--- Instruction ---
Emit only the lines from the line containing "Extract the structured" through the last line of the entries, unchanged.

****************

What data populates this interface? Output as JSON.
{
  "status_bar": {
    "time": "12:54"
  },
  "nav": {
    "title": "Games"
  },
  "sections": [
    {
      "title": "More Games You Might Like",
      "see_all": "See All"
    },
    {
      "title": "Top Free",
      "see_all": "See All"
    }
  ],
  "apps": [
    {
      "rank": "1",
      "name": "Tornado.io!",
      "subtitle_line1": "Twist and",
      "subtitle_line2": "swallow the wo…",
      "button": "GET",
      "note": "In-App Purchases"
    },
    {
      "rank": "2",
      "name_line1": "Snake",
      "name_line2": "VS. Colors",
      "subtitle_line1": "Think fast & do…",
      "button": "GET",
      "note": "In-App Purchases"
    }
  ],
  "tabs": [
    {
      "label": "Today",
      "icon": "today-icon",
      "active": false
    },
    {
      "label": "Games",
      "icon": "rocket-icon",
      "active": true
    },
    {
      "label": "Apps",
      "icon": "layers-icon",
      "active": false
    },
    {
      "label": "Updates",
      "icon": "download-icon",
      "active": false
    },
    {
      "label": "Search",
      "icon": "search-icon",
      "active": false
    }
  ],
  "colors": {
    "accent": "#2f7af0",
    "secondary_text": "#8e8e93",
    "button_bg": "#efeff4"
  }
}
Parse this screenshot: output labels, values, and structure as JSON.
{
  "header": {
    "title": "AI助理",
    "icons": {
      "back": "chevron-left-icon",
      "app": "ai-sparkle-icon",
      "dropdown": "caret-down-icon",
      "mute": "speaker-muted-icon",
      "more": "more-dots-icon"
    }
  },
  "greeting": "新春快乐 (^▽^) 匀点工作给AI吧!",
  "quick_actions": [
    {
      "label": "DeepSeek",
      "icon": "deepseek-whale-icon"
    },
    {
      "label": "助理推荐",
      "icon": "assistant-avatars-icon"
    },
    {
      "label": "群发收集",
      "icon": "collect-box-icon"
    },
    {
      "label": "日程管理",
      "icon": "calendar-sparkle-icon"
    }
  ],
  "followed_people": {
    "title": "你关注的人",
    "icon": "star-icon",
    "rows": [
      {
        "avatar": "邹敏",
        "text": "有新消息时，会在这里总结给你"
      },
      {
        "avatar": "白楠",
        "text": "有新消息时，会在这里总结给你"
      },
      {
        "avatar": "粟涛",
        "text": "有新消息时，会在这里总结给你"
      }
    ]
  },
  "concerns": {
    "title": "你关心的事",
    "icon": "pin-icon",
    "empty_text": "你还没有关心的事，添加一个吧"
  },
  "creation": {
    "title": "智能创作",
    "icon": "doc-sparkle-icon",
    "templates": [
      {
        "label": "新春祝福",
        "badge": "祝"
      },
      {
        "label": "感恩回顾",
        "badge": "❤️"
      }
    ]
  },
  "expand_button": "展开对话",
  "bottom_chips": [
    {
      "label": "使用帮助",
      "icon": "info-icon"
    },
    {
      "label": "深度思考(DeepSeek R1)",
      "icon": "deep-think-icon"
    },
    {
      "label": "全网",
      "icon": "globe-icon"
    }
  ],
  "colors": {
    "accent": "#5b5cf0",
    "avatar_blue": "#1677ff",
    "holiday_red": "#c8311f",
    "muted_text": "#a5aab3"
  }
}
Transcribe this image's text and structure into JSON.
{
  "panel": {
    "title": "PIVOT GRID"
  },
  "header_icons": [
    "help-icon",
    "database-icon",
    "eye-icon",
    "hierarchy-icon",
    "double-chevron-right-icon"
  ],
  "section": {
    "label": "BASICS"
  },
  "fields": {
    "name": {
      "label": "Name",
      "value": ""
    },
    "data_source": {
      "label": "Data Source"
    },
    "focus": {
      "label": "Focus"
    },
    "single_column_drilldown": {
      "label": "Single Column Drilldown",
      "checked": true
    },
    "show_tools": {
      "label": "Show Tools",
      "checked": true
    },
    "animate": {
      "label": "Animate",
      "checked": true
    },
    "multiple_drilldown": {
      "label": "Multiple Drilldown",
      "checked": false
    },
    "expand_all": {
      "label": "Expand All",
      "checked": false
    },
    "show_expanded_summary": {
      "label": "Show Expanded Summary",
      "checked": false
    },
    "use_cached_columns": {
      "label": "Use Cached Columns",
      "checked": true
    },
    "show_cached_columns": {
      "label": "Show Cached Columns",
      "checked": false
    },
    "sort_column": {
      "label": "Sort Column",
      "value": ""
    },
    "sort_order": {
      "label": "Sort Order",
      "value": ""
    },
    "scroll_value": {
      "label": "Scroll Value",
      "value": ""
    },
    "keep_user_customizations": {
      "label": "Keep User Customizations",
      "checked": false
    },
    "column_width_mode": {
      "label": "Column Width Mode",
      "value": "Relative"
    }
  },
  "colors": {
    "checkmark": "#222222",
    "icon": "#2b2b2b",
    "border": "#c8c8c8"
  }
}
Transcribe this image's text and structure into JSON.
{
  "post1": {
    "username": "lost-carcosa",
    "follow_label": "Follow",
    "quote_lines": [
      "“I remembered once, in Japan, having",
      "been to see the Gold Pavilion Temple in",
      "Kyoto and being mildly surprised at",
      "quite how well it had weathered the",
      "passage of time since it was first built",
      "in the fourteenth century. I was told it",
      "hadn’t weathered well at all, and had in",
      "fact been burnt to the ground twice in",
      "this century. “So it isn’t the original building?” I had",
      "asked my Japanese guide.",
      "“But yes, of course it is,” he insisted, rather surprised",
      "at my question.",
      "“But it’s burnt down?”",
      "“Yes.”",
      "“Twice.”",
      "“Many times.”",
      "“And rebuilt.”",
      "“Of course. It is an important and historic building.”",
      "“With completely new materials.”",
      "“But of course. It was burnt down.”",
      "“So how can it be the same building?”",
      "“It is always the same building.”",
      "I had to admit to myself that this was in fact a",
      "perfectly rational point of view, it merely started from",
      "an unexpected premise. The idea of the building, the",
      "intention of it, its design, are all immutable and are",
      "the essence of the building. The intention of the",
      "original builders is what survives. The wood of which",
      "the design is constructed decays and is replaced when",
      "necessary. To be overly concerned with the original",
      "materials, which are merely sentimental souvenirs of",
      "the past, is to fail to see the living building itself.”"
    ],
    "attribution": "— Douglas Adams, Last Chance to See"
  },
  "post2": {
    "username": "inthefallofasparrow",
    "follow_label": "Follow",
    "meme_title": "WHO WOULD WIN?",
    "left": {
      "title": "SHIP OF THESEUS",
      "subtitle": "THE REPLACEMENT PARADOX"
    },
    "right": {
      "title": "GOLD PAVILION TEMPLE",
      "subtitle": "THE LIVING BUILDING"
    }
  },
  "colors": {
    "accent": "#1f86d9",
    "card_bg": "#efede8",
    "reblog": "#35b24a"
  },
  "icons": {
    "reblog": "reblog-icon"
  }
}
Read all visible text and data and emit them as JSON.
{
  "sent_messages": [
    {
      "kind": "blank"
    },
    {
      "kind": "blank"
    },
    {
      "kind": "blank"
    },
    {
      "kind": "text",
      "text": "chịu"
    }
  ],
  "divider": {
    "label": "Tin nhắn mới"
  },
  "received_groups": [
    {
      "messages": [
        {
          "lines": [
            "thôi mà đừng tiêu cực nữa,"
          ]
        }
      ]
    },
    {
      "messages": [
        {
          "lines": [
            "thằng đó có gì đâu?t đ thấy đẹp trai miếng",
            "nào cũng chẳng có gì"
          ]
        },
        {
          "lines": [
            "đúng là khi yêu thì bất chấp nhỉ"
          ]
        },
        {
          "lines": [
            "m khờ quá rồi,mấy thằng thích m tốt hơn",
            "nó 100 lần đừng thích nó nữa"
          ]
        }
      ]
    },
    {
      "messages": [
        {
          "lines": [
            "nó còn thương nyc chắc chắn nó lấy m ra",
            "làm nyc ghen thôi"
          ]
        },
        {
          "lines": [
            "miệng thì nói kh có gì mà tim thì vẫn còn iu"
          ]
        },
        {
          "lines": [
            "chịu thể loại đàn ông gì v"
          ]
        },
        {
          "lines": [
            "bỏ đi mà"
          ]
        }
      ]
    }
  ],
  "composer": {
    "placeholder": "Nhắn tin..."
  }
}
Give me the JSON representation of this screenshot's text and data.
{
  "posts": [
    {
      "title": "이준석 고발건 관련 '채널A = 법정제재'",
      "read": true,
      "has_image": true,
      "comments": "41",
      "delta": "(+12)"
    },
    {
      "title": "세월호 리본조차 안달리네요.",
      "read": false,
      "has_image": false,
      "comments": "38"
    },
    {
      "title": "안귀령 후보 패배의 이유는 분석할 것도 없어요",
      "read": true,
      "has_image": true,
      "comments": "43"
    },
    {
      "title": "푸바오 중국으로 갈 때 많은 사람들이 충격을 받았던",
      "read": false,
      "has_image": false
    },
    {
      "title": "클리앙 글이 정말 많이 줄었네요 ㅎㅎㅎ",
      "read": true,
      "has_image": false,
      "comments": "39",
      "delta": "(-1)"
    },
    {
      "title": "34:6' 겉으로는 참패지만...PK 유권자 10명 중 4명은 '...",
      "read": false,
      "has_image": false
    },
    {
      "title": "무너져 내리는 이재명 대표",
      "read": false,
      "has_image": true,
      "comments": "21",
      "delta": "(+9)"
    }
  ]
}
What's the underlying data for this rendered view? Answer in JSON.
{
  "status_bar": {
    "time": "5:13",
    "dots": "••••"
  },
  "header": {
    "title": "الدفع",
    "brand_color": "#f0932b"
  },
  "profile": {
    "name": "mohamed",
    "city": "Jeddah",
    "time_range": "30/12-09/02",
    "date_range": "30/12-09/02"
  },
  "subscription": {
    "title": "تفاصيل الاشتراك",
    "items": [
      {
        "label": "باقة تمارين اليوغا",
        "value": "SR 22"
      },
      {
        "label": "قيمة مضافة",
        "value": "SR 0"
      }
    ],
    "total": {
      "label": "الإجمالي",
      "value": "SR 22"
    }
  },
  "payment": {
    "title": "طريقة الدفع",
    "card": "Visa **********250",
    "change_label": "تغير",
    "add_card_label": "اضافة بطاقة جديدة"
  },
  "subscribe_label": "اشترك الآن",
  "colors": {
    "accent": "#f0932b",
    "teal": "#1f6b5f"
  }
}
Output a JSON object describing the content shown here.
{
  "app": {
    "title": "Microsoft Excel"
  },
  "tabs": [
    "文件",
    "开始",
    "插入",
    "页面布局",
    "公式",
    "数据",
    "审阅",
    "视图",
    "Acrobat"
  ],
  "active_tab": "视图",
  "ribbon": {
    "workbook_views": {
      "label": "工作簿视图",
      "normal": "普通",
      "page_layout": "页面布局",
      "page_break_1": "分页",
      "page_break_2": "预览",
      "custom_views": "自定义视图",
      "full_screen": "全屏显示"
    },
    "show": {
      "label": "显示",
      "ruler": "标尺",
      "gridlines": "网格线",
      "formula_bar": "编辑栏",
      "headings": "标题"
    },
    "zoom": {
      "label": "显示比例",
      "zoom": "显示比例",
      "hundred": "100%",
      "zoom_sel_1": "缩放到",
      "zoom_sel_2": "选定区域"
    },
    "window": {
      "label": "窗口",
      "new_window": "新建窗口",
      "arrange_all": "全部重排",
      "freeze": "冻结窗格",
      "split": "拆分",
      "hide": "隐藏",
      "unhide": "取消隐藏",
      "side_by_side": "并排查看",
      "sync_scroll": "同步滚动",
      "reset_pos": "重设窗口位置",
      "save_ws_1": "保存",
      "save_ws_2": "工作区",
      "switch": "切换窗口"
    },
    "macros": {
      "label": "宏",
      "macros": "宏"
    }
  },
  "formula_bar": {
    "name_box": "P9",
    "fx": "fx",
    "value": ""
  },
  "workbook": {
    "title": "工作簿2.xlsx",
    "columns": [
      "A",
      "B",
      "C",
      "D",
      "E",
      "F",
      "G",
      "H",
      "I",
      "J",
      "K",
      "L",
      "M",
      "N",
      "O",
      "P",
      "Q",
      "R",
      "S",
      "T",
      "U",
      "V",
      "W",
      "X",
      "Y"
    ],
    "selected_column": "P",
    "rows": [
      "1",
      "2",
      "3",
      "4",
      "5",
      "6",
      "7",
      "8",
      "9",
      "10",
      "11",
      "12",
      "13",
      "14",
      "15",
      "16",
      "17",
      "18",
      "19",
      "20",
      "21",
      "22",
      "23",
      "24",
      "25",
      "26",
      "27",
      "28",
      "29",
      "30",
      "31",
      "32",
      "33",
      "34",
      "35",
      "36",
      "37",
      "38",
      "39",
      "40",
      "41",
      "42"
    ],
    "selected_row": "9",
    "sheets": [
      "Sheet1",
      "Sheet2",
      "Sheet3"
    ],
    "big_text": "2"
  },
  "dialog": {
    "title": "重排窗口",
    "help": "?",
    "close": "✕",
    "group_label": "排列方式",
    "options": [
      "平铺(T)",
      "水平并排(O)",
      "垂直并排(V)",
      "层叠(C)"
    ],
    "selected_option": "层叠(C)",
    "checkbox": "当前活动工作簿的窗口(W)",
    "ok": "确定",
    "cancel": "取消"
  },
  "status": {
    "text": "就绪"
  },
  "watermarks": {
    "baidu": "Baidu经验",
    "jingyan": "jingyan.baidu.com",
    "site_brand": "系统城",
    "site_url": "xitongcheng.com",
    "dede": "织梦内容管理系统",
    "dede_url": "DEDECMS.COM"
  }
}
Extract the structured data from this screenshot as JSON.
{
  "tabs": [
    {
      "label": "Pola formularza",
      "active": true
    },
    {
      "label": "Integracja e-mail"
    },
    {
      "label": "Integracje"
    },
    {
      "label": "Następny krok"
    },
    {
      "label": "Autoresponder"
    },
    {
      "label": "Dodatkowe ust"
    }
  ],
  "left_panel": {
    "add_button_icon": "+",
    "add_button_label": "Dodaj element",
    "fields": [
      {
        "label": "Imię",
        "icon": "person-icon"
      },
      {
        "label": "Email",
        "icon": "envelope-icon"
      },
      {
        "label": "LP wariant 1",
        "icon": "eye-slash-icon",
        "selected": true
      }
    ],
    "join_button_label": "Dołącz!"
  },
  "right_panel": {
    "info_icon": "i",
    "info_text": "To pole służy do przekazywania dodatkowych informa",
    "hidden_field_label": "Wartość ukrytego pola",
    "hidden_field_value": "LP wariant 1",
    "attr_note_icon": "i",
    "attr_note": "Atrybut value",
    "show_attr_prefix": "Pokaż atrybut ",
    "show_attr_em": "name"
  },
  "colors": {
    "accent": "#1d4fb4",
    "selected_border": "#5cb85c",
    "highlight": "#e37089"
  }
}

****************

--- Exercise answer ---
Extract the structured data from this screenshot as JSON.
{
  "tabs": [
    {
      "label": "Pola formularza",
      "active": true
    },
    {
      "label": "Integracja e-mail"
    },
    {
      "label": "Integracje"
    },
    {
      "label": "Następny krok"
    },
    {
      "label": "Autoresponder"
    },
    {
      "label": "Dodatkowe ust"
    }
  ],
  "left_panel": {
    "add_button_icon": "+",
    "add_button_label": "Dodaj element",
    "fields": [
      {
        "label": "Imię",
        "icon": "person-icon"
      },
      {
        "label": "Email",
        "icon": "envelope-icon"
      },
      {
        "label": "LP wariant 1",
        "icon": "eye-slash-icon",
        "selected": true
      }
    ],
    "join_button_label": "Dołącz!"
  },
  "right_panel": {
    "info_icon": "i",
    "info_text": "To pole służy do przekazywania dodatkowych informa",
    "hidden_field_label": "Wartość ukrytego pola",
    "hidden_field_value": "LP wariant 1",
    "attr_note_icon": "i",
    "attr_note": "Atrybut value",
    "show_attr_prefix": "Pokaż atrybut ",
    "show_attr_em": "name"
  },
  "colors": {
    "accent": "#1d4fb4",
    "selected_border": "#5cb85c",
    "highlight": "#e37089"
  }
}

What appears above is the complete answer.